» **What is expected**
Reproduce verbatim every line of the entries from the line with "time-value: 2025-09-29 16:54:17" to the line with "font-large-link[interactable]: [大] xyxy=(721,359,741,373)", both included, and nothing else.

» **Stored rows**
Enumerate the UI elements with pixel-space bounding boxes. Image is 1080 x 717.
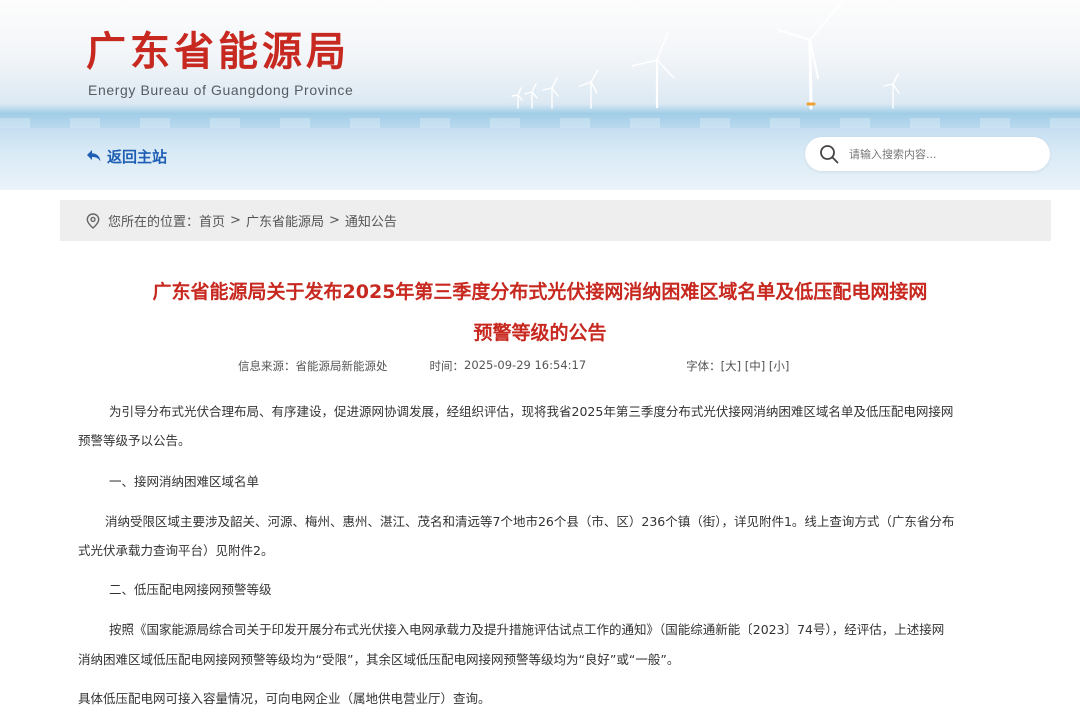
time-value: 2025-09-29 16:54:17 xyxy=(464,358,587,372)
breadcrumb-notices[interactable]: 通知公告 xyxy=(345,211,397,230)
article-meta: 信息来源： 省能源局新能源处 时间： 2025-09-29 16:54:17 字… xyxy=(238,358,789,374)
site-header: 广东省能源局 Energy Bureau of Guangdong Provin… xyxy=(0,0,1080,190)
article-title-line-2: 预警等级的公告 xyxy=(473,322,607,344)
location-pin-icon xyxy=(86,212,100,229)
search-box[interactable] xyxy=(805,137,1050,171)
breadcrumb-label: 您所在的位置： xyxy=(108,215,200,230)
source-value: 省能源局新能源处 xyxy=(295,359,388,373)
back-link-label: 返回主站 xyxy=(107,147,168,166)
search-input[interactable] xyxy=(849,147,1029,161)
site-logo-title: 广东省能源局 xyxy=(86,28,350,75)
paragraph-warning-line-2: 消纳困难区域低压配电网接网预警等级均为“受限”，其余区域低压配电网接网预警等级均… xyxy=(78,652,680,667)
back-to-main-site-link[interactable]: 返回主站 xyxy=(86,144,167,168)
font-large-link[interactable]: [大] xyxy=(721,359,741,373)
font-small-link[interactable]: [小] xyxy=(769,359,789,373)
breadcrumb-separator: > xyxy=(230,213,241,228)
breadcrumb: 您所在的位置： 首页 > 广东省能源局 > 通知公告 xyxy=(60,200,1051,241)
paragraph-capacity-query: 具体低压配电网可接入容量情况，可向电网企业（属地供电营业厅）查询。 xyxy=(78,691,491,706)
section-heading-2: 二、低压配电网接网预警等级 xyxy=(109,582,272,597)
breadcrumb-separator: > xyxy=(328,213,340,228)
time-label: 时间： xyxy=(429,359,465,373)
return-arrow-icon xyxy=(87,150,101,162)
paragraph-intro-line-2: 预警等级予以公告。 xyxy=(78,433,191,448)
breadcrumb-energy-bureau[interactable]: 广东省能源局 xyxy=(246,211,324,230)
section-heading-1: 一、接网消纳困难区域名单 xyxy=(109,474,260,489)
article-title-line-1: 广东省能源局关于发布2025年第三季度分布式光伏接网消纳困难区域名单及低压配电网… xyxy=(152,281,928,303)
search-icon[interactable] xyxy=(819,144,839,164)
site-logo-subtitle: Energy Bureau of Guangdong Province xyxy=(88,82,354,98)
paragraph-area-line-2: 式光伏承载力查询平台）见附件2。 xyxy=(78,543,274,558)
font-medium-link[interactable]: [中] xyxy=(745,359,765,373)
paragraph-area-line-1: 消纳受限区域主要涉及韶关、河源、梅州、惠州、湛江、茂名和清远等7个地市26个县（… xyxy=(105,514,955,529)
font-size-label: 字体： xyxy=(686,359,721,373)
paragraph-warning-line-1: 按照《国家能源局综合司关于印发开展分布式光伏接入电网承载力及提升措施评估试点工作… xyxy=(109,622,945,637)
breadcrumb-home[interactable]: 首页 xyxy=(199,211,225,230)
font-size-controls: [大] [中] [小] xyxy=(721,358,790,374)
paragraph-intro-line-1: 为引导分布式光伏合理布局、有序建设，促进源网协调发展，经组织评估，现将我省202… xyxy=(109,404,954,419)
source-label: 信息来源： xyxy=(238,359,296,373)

--

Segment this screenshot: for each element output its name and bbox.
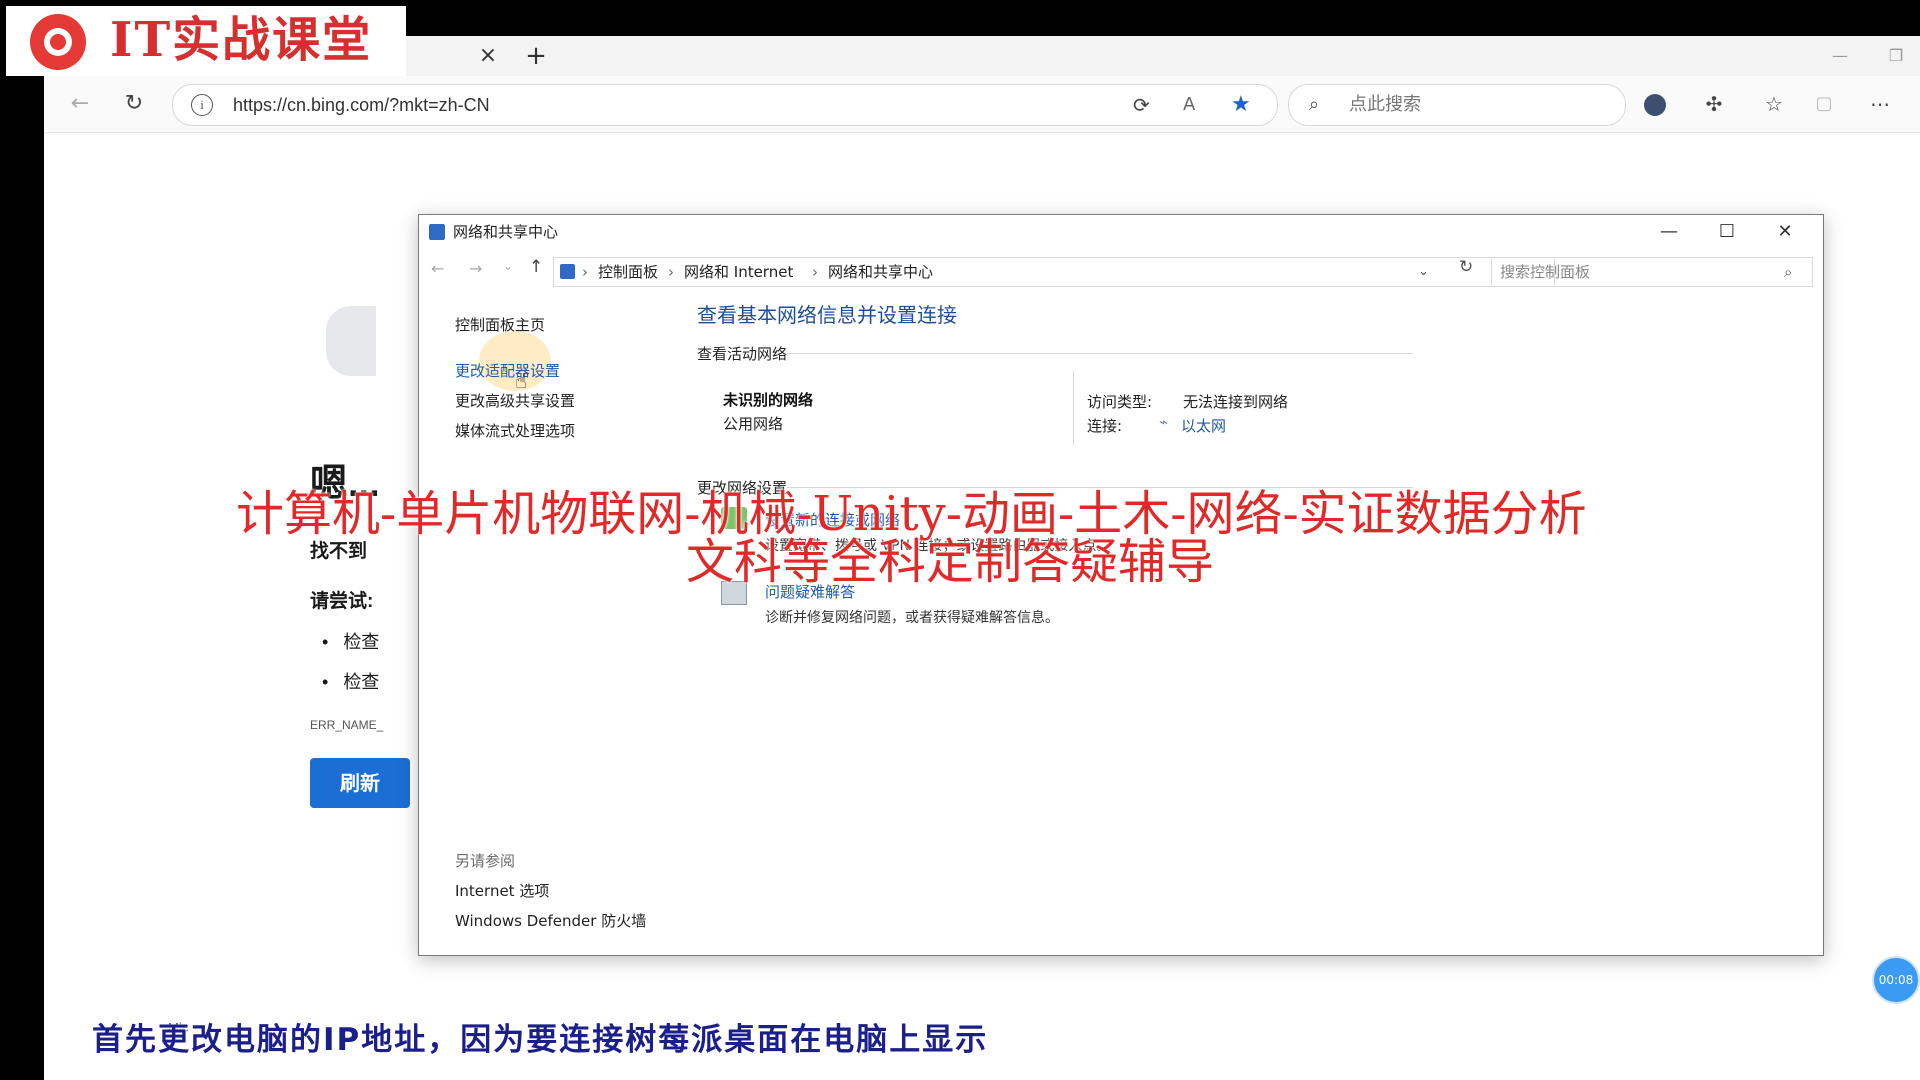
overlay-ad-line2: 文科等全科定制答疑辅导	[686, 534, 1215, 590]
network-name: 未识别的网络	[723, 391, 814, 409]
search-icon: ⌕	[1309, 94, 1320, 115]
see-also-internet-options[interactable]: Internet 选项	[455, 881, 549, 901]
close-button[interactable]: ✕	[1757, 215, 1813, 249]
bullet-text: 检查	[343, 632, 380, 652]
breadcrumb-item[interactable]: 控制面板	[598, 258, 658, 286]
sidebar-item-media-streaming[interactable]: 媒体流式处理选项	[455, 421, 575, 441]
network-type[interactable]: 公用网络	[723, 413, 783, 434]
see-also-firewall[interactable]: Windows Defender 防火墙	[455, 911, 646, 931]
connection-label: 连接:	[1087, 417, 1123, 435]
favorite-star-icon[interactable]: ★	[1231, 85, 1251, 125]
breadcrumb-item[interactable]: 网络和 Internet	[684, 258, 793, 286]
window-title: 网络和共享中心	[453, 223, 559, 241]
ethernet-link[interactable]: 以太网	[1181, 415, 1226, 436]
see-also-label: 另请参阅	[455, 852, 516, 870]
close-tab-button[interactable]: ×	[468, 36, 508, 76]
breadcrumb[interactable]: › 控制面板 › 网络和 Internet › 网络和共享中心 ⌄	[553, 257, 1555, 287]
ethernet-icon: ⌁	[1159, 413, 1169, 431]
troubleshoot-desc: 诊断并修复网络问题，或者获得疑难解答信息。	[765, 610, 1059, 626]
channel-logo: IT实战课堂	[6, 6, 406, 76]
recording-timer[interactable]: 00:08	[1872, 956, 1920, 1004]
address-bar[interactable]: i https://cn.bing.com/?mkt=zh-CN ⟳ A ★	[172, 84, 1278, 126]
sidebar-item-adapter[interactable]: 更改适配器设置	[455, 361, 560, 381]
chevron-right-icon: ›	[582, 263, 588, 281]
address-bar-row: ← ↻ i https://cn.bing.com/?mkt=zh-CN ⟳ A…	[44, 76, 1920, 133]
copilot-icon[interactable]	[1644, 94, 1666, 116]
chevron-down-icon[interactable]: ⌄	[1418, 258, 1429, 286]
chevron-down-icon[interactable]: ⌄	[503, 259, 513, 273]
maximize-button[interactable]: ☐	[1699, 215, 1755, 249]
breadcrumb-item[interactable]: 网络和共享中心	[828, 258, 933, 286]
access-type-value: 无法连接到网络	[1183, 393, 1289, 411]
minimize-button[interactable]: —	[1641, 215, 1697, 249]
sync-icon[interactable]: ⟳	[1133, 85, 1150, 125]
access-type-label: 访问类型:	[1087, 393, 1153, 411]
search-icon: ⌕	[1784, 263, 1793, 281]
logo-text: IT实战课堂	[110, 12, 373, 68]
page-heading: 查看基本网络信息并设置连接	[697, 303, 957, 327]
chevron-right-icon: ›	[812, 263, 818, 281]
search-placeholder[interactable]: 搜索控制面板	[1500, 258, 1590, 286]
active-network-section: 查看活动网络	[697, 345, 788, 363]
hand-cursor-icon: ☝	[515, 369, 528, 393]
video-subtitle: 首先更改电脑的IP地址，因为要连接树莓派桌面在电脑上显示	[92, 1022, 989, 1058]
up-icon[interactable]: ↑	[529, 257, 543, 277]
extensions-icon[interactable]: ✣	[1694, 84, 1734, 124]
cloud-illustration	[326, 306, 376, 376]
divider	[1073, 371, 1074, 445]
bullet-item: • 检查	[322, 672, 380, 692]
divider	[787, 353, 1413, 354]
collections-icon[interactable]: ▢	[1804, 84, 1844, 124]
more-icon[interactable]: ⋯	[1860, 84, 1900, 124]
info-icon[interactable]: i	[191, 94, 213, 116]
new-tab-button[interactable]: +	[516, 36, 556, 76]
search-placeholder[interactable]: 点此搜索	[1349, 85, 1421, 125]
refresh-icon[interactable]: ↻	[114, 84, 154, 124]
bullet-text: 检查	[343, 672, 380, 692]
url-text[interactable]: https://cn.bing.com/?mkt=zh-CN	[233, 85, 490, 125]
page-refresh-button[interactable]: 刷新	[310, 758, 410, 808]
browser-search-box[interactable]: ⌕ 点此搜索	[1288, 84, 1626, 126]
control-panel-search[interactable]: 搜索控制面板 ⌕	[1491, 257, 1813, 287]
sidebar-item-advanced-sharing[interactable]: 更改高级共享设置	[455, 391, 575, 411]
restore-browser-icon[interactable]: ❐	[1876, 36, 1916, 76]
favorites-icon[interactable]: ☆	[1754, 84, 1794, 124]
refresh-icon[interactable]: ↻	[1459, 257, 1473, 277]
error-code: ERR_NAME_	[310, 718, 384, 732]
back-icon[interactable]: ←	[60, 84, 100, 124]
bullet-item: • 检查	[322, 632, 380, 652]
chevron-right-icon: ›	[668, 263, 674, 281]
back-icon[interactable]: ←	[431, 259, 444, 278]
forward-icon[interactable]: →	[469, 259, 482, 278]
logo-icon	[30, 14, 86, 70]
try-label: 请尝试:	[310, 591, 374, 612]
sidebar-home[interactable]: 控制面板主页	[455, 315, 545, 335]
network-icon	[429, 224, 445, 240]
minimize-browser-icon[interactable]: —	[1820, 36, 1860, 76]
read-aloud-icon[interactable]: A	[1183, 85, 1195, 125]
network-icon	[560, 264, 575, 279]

» **Answer to the problem**
time-value: 2025-09-29 16:54:17 xyxy=(464,358,587,372)
breadcrumb-notices[interactable]: 通知公告 xyxy=(345,211,397,230)
article-meta: 信息来源： 省能源局新能源处 时间： 2025-09-29 16:54:17 字… xyxy=(238,358,789,374)
site-header: 广东省能源局 Energy Bureau of Guangdong Provin… xyxy=(0,0,1080,190)
article-title-line-2: 预警等级的公告 xyxy=(473,322,607,344)
location-pin-icon xyxy=(86,212,100,229)
search-box[interactable] xyxy=(805,137,1050,171)
breadcrumb-label: 您所在的位置： xyxy=(108,215,200,230)
source-value: 省能源局新能源处 xyxy=(295,359,388,373)
back-link-label: 返回主站 xyxy=(107,147,168,166)
search-input[interactable] xyxy=(849,147,1029,161)
site-logo-title: 广东省能源局 xyxy=(86,28,350,75)
paragraph-warning-line-2: 消纳困难区域低压配电网接网预警等级均为“受限”，其余区域低压配电网接网预警等级均… xyxy=(78,652,680,667)
back-to-main-site-link[interactable]: 返回主站 xyxy=(86,144,167,168)
font-large-link[interactable]: [大] xyxy=(721,359,741,373)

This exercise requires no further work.